── The input

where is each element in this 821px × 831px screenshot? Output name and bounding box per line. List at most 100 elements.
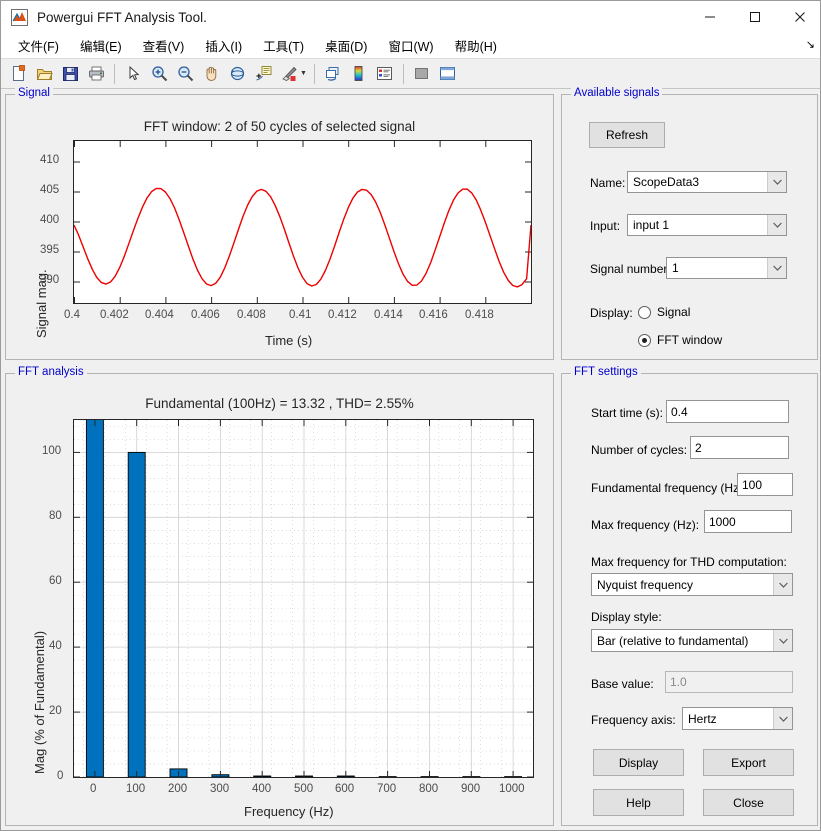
signal-xtick-1: 0.402	[100, 309, 129, 321]
signal-number-dropdown[interactable]: 1	[666, 257, 787, 279]
new-figure-icon[interactable]	[6, 62, 30, 86]
show-plot-tools-icon[interactable]	[436, 62, 460, 86]
display-style-dropdown[interactable]: Bar (relative to fundamental)	[591, 629, 793, 652]
export-button[interactable]: Export	[703, 749, 794, 776]
rotate-3d-icon[interactable]	[225, 62, 249, 86]
signal-xtick-5: 0.41	[289, 309, 312, 321]
colorbar-icon[interactable]	[347, 62, 371, 86]
signal-group-panel: Signal FFT window: 2 of 50 cycles of sel…	[5, 87, 554, 360]
number-of-cycles-label: Number of cycles:	[591, 443, 688, 457]
radio-display-fft-window[interactable]: FFT window	[638, 333, 722, 347]
fft-ytick-20: 20	[49, 705, 62, 717]
chevron-down-icon	[773, 708, 792, 729]
window-controls	[687, 1, 820, 33]
start-time-label: Start time (s):	[591, 406, 664, 420]
display-style-label: Display style:	[591, 610, 662, 624]
name-dropdown-value: ScopeData3	[633, 175, 700, 189]
max-frequency-thd-label: Max frequency for THD computation:	[591, 555, 787, 569]
matlab-figure-icon	[11, 8, 28, 26]
frequency-axis-label: Frequency axis:	[591, 713, 676, 727]
signal-ytick-405: 405	[40, 184, 60, 196]
toolbar-separator	[313, 63, 315, 84]
close-panel-button[interactable]: Close	[703, 789, 794, 816]
fft-ytick-60: 60	[49, 575, 62, 587]
display-label: Display:	[590, 306, 633, 320]
fft-plot-xlabel: Frequency (Hz)	[244, 804, 334, 819]
hide-plot-tools-icon[interactable]	[410, 62, 434, 86]
toolbar-separator	[114, 63, 115, 84]
start-time-input[interactable]: 0.4	[666, 400, 789, 423]
menu-file[interactable]: 文件(F)	[9, 33, 68, 58]
signal-plot-title: FFT window: 2 of 50 cycles of selected s…	[143, 119, 416, 134]
fft-analysis-group-panel: FFT analysis Fundamental (100Hz) = 13.32…	[5, 366, 554, 826]
link-plot-icon[interactable]	[321, 62, 345, 86]
powergui-fft-analysis-window: Powergui FFT Analysis Tool. 文件(F) 编辑(E) …	[0, 0, 821, 831]
input-dropdown-value: input 1	[633, 218, 670, 232]
signal-number-label: Signal number:	[590, 262, 671, 276]
display-style-value: Bar (relative to fundamental)	[597, 633, 749, 648]
signal-number-dropdown-value: 1	[672, 261, 679, 275]
display-button[interactable]: Display	[593, 749, 684, 776]
toolbar: ▼	[1, 59, 820, 89]
fft-xtick-700: 700	[377, 783, 397, 795]
brush-icon[interactable]	[277, 62, 301, 86]
signal-xtick-8: 0.416	[419, 309, 448, 321]
signal-plot-area[interactable]	[73, 140, 532, 304]
print-icon[interactable]	[84, 62, 108, 86]
open-folder-icon[interactable]	[32, 62, 56, 86]
fft-ytick-100: 100	[42, 445, 62, 457]
menu-resize-arrow-icon[interactable]: ↘	[806, 40, 815, 51]
zoom-in-icon[interactable]	[147, 62, 171, 86]
name-dropdown[interactable]: ScopeData3	[627, 171, 787, 193]
menu-view[interactable]: 查看(V)	[134, 33, 194, 58]
fft-xtick-800: 800	[419, 783, 439, 795]
menu-desktop[interactable]: 桌面(D)	[316, 33, 376, 58]
fundamental-frequency-input[interactable]: 100	[737, 473, 793, 496]
minimize-button[interactable]	[687, 1, 732, 33]
legend-icon[interactable]	[373, 62, 397, 86]
zoom-out-icon[interactable]	[173, 62, 197, 86]
max-frequency-thd-dropdown[interactable]: Nyquist frequency	[591, 573, 793, 596]
data-cursor-icon[interactable]	[251, 62, 275, 86]
menu-tools[interactable]: 工具(T)	[254, 33, 313, 58]
fft-plot-area[interactable]	[73, 419, 534, 778]
close-button[interactable]	[777, 1, 820, 33]
pan-hand-icon[interactable]	[199, 62, 223, 86]
number-of-cycles-input[interactable]: 2	[690, 436, 789, 459]
menu-edit[interactable]: 编辑(E)	[71, 33, 131, 58]
toolbar-separator	[402, 63, 404, 84]
help-button[interactable]: Help	[593, 789, 684, 816]
menu-help[interactable]: 帮助(H)	[446, 33, 506, 58]
input-dropdown[interactable]: input 1	[627, 214, 787, 236]
fft-spectrum-bar-chart: Fundamental (100Hz) = 13.32 , THD= 2.55%…	[6, 374, 553, 825]
fundamental-frequency-label: Fundamental frequency (Hz):	[591, 481, 747, 495]
title-bar: Powergui FFT Analysis Tool.	[1, 1, 820, 33]
fft-settings-panel: FFT settings Start time (s): 0.4 Number …	[561, 366, 818, 826]
max-frequency-thd-value: Nyquist frequency	[597, 577, 694, 592]
fft-xtick-100: 100	[126, 783, 146, 795]
chevron-down-icon	[767, 172, 786, 192]
chevron-down-icon	[767, 258, 786, 278]
brush-dropdown-caret-icon[interactable]: ▼	[300, 70, 307, 77]
menu-window[interactable]: 窗口(W)	[379, 33, 442, 58]
maximize-button[interactable]	[732, 1, 777, 33]
pointer-icon[interactable]	[121, 62, 145, 86]
available-signals-panel: Available signals Refresh Name: ScopeDat…	[561, 87, 818, 360]
max-frequency-input[interactable]: 1000	[704, 510, 792, 533]
radio-signal-label: Signal	[657, 305, 691, 319]
base-value-input[interactable]: 1.0	[665, 671, 793, 693]
frequency-axis-dropdown[interactable]: Hertz	[682, 707, 793, 730]
radio-display-signal[interactable]: Signal	[638, 305, 690, 319]
fft-xtick-900: 900	[461, 783, 481, 795]
radio-signal-indicator	[638, 305, 651, 319]
menu-insert[interactable]: 插入(I)	[196, 33, 251, 58]
fft-ytick-80: 80	[49, 510, 62, 522]
chevron-down-icon	[767, 215, 786, 235]
fft-ytick-40: 40	[49, 640, 62, 652]
refresh-button[interactable]: Refresh	[589, 122, 665, 148]
fft-settings-title: FFT settings	[571, 366, 641, 378]
save-icon[interactable]	[58, 62, 82, 86]
fft-xtick-600: 600	[335, 783, 355, 795]
signal-ytick-395: 395	[40, 244, 60, 256]
fft-plot-title: Fundamental (100Hz) = 13.32 , THD= 2.55%	[145, 396, 414, 411]
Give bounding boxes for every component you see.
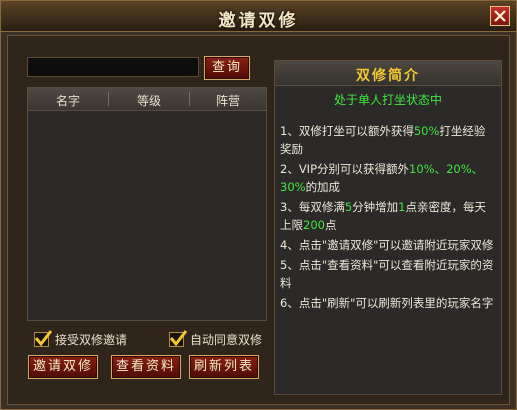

────

▶ The exercise
Put every line of the records above into a JSON list of strings, one string per line, with blank lines left out. Omit the pictures from the list.

▶ Written response
[
  "where is each element in this 821px × 831px screenshot? Output name and bounding box per line. List at most 100 elements.",
  "signal-xtick-1: 0.402\t[100, 309, 129, 321]",
  "signal-number-dropdown[interactable]: 1\t[666, 257, 787, 279]",
  "new-figure-icon[interactable]\t[6, 62, 30, 86]",
  "show-plot-tools-icon[interactable]\t[436, 62, 460, 86]",
  "display-style-dropdown[interactable]: Bar (relative to fundamental)\t[591, 629, 793, 652]",
  "export-button[interactable]: Export\t[703, 749, 794, 776]",
  "rotate-3d-icon[interactable]\t[225, 62, 249, 86]",
  "signal-xtick-5: 0.41\t[289, 309, 312, 321]",
  "colorbar-icon[interactable]\t[347, 62, 371, 86]",
  "signal-group-panel: Signal FFT window: 2 of 50 cycles of sel…\t[5, 87, 554, 360]",
  "number-of-cycles-label: Number of cycles:\t[591, 443, 688, 457]",
  "radio-display-fft-window[interactable]: FFT window\t[638, 333, 722, 347]",
  "fft-ytick-20: 20\t[49, 705, 62, 717]",
  "chevron-down-icon\t[773, 708, 792, 729]",
  "window-controls\t[687, 1, 820, 33]",
  "start-time-label: Start time (s):\t[591, 406, 664, 420]",
  "display-style-label: Display style:\t[591, 610, 662, 624]",
  "name-dropdown-value: ScopeData3\t[633, 175, 700, 189]",
  "max-frequency-thd-label: Max frequency for THD computation:\t[591, 555, 787, 569]",
  "matlab-figure-icon\t[11, 8, 28, 26]",
  "frequency-axis-label: Frequency axis:\t[591, 713, 676, 727]",
  "signal-ytick-405: 405\t[40, 184, 60, 196]",
  "toolbar-separator\t[313, 63, 315, 84]",
  "close-panel-button[interactable]: Close\t[703, 789, 794, 816]",
  "fft-ytick-60: 60\t[49, 575, 62, 587]",
  "display-label: Display:\t[590, 306, 633, 320]",
  "fft-plot-xlabel: Frequency (Hz)\t[244, 804, 334, 819]",
  "hide-plot-tools-icon[interactable]\t[410, 62, 434, 86]",
  "toolbar-separator\t[114, 63, 115, 84]",
  "start-time-input[interactable]: 0.4\t[666, 400, 789, 423]",
  "menu-file[interactable]: 文件(F)\t[9, 33, 68, 58]",
  "signal-plot-title: FFT window: 2 of 50 cycles of selected s…\t[143, 119, 416, 134]",
  "fft-analysis-group-panel: FFT analysis Fundamental (100Hz) = 13.32…\t[5, 366, 554, 826]",
  "link-plot-icon[interactable]\t[321, 62, 345, 86]",
  "powergui-fft-analysis-window: Powergui FFT Analysis Tool. 文件(F) 编辑(E) …\t[0, 0, 821, 831]",
  "input-dropdown-value: input 1\t[633, 218, 670, 232]",
  "signal-number-label: Signal number:\t[590, 262, 671, 276]",
  "display-style-value: Bar (relative to fundamental)\t[597, 633, 749, 648]",
  "signal-number-dropdown-value: 1\t[672, 261, 679, 275]",
  "display-button[interactable]: Display\t[593, 749, 684, 776]",
  "toolbar: ▼\t[1, 59, 820, 89]",
  "fft-xtick-700: 700\t[377, 783, 397, 795]",
  "brush-icon[interactable]\t[277, 62, 301, 86]",
  "signal-xtick-8: 0.416\t[419, 309, 448, 321]",
  "signal-plot-area[interactable]\t[73, 140, 532, 304]",
  "print-icon[interactable]\t[84, 62, 108, 86]",
  "open-folder-icon[interactable]\t[32, 62, 56, 86]",
  "fft-ytick-100: 100\t[42, 445, 62, 457]",
  "menu-resize-arrow-icon[interactable]: ↘\t[806, 40, 815, 51]",
  "zoom-in-icon[interactable]\t[147, 62, 171, 86]",
  "name-dropdown[interactable]: ScopeData3\t[627, 171, 787, 193]",
  "menu-view[interactable]: 查看(V)\t[134, 33, 194, 58]",
  "fft-xtick-800: 800\t[419, 783, 439, 795]",
  "menu-desktop[interactable]: 桌面(D)\t[316, 33, 376, 58]",
  "fundamental-frequency-input[interactable]: 100\t[737, 473, 793, 496]",
  "minimize-button[interactable]\t[687, 1, 732, 33]",
  "legend-icon[interactable]\t[373, 62, 397, 86]",
  "zoom-out-icon[interactable]\t[173, 62, 197, 86]",
  "max-frequency-thd-dropdown[interactable]: Nyquist frequency\t[591, 573, 793, 596]",
  "data-cursor-icon[interactable]\t[251, 62, 275, 86]",
  "menu-tools[interactable]: 工具(T)\t[254, 33, 313, 58]",
  "fft-plot-area[interactable]\t[73, 419, 534, 778]",
  "close-button[interactable]\t[777, 1, 820, 33]",
  "pan-hand-icon[interactable]\t[199, 62, 223, 86]",
  "number-of-cycles-input[interactable]: 2\t[690, 436, 789, 459]",
  "menu-edit[interactable]: 编辑(E)\t[71, 33, 131, 58]",
  "toolbar-separator\t[402, 63, 404, 84]",
  "help-button[interactable]: Help\t[593, 789, 684, 816]",
  "menu-help[interactable]: 帮助(H)\t[446, 33, 506, 58]",
  "input-dropdown[interactable]: input 1\t[627, 214, 787, 236]",
  "fft-spectrum-bar-chart: Fundamental (100Hz) = 13.32 , THD= 2.55%…\t[6, 374, 553, 825]",
  "fundamental-frequency-label: Fundamental frequency (Hz):\t[591, 481, 747, 495]",
  "title-bar: Powergui FFT Analysis Tool.\t[1, 1, 820, 33]",
  "fft-settings-panel: FFT settings Start time (s): 0.4 Number …\t[561, 366, 818, 826]",
  "max-frequency-thd-value: Nyquist frequency\t[597, 577, 694, 592]",
  "fft-xtick-100: 100\t[126, 783, 146, 795]",
  "chevron-down-icon\t[767, 172, 786, 192]",
  "chevron-down-icon\t[767, 258, 786, 278]",
  "brush-dropdown-caret-icon[interactable]: ▼\t[300, 70, 307, 77]",
  "menu-window[interactable]: 窗口(W)\t[379, 33, 442, 58]",
  "maximize-button[interactable]\t[732, 1, 777, 33]",
  "pointer-icon[interactable]\t[121, 62, 145, 86]",
  "available-signals-panel: Available signals Refresh Name: ScopeDat…\t[561, 87, 818, 360]",
  "max-frequency-input[interactable]: 1000\t[704, 510, 792, 533]",
  "radio-signal-label: Signal\t[657, 305, 691, 319]",
  "base-value-input[interactable]: 1.0\t[665, 671, 793, 693]",
  "frequency-axis-dropdown[interactable]: Hertz\t[682, 707, 793, 730]",
  "radio-display-signal[interactable]: Signal\t[638, 305, 690, 319]",
  "fft-xtick-900: 900\t[461, 783, 481, 795]",
  "radio-signal-indicator\t[638, 305, 651, 319]",
  "menu-insert[interactable]: 插入(I)\t[196, 33, 251, 58]",
  "fft-ytick-80: 80\t[49, 510, 62, 522]",
  "chevron-down-icon\t[767, 215, 786, 235]",
  "fft-ytick-40: 40\t[49, 640, 62, 652]",
  "refresh-button[interactable]: Refresh\t[589, 122, 665, 148]",
  "fft-settings-title: FFT settings\t[571, 366, 641, 378]",
  "save-icon[interactable]\t[58, 62, 82, 86]",
  "fft-xtick-600: 600\t[335, 783, 355, 795]",
  "signal-ytick-395: 395\t[40, 244, 60, 256]",
  "fft-plot-title: Fundamental (100Hz) = 13.32 , THD= 2.55%\t[145, 396, 414, 411]",
  "Give bounding boxes for every component you see."
]